● Collected data:
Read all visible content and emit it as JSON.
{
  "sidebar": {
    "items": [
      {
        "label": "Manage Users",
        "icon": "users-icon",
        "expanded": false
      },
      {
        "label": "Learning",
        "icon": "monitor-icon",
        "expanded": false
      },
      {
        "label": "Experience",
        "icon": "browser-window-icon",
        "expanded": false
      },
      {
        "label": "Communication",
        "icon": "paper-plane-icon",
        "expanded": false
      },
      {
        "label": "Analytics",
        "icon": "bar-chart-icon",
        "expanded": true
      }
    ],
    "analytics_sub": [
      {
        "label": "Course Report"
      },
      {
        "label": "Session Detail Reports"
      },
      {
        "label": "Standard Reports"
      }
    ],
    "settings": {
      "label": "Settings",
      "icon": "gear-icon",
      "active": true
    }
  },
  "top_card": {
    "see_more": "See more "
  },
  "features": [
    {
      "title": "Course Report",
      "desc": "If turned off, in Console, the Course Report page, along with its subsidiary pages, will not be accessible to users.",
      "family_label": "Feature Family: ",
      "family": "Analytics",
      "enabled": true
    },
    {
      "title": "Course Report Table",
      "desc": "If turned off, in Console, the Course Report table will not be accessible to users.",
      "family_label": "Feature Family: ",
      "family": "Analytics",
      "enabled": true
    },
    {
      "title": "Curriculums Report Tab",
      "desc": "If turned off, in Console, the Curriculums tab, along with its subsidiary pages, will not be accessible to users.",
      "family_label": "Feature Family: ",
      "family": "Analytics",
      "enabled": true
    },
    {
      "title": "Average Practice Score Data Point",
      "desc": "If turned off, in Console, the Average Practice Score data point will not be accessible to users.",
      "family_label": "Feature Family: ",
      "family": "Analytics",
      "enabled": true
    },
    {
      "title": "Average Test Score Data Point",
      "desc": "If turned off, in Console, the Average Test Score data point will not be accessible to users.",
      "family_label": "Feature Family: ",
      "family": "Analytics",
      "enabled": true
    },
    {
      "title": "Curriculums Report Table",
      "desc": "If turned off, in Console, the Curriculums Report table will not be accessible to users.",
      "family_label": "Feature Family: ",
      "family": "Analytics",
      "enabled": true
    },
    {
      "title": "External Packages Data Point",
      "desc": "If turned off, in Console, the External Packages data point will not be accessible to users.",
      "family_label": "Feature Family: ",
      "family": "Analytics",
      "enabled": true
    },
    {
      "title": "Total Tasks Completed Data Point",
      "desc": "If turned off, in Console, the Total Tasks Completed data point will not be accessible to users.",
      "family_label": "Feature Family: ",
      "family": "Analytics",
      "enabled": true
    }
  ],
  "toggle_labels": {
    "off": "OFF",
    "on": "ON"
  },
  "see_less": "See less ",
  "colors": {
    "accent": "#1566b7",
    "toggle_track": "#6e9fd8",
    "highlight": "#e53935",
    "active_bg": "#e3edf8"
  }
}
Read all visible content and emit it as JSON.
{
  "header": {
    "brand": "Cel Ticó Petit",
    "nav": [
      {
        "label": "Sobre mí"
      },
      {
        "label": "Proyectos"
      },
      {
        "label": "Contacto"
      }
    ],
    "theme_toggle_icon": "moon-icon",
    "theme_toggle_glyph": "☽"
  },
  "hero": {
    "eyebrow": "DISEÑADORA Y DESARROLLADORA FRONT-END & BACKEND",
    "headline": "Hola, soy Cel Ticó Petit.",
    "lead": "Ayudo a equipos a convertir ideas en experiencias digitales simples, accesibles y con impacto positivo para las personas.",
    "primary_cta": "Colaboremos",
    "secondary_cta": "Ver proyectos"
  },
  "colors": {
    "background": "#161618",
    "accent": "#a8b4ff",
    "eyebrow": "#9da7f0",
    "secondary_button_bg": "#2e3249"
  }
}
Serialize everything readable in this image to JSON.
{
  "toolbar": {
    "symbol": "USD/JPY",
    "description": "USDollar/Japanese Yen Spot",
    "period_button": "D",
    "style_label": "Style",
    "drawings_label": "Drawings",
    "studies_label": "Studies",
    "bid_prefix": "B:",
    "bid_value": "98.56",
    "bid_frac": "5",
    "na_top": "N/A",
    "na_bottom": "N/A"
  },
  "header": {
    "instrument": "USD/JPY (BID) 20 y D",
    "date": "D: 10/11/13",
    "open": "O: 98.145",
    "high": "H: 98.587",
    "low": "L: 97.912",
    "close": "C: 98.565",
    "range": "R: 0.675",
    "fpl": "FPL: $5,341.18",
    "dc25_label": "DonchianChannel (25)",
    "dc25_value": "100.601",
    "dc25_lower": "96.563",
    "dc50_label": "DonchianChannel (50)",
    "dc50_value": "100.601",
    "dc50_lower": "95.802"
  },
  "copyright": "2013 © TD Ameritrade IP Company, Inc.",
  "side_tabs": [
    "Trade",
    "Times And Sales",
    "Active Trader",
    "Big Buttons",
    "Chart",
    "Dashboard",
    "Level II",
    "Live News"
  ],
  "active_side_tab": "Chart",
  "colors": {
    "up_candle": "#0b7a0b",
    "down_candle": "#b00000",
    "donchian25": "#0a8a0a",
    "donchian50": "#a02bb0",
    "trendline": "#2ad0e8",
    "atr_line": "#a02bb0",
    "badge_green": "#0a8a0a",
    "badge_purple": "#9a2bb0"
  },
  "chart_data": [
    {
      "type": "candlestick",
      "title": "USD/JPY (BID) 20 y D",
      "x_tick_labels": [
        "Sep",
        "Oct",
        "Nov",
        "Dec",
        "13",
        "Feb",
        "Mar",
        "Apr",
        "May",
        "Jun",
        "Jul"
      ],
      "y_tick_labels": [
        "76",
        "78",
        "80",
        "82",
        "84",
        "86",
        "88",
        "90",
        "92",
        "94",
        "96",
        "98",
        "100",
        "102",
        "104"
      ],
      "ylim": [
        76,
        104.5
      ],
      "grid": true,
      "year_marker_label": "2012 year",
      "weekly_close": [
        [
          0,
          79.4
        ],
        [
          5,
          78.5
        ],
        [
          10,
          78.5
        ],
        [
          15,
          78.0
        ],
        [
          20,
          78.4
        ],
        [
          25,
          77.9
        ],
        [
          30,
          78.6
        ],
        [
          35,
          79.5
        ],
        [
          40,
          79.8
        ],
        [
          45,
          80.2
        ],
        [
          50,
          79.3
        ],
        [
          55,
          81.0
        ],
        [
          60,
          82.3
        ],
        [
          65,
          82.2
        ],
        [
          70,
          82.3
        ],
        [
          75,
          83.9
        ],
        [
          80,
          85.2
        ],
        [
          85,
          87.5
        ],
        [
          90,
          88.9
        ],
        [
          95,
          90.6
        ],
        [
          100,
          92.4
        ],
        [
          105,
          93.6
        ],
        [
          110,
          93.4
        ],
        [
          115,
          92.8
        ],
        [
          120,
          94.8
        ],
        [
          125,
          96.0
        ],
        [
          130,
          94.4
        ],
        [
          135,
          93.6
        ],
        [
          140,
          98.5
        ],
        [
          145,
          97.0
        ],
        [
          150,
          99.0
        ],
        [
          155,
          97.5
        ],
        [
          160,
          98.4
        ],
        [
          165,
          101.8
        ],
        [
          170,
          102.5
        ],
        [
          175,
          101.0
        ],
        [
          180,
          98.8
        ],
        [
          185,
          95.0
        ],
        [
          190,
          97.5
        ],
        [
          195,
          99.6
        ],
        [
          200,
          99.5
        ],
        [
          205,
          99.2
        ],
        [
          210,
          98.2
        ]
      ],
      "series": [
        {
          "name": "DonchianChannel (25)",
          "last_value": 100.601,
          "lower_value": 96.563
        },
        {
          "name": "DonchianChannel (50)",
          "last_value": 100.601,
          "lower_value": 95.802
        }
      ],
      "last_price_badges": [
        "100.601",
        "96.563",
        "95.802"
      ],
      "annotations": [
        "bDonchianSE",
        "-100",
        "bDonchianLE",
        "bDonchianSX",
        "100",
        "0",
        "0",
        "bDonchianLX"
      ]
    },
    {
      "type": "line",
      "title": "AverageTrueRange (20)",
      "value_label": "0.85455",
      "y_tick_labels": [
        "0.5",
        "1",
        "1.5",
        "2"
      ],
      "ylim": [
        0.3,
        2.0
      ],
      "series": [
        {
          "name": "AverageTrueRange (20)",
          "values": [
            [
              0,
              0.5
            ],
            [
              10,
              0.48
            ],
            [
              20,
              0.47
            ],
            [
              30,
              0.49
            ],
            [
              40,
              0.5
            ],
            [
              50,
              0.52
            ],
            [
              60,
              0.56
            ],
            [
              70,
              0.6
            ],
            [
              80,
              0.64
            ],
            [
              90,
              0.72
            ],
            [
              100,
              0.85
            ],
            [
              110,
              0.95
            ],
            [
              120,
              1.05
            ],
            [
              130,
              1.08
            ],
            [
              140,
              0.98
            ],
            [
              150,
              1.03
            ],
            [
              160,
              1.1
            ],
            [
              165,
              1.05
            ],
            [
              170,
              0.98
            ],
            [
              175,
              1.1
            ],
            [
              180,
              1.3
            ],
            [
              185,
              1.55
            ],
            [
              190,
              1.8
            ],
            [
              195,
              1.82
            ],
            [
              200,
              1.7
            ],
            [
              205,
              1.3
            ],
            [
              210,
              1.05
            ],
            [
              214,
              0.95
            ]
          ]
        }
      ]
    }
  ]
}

● AIM: Check every line for "title" and show the ones that have it.

● EXERCISE RESULT:
      "title": "Course Report",
      "title": "Course Report Table",
      "title": "Curriculums Report Tab",
      "title": "Average Practice Score Data Point",
      "title": "Average Test Score Data Point",
      "title": "Curriculums Report Table",
      "title": "External Packages Data Point",
      "title": "Total Tasks Completed Data Point",
      "title": "USD/JPY (BID) 20 y D",
      "title": "AverageTrueRange (20)",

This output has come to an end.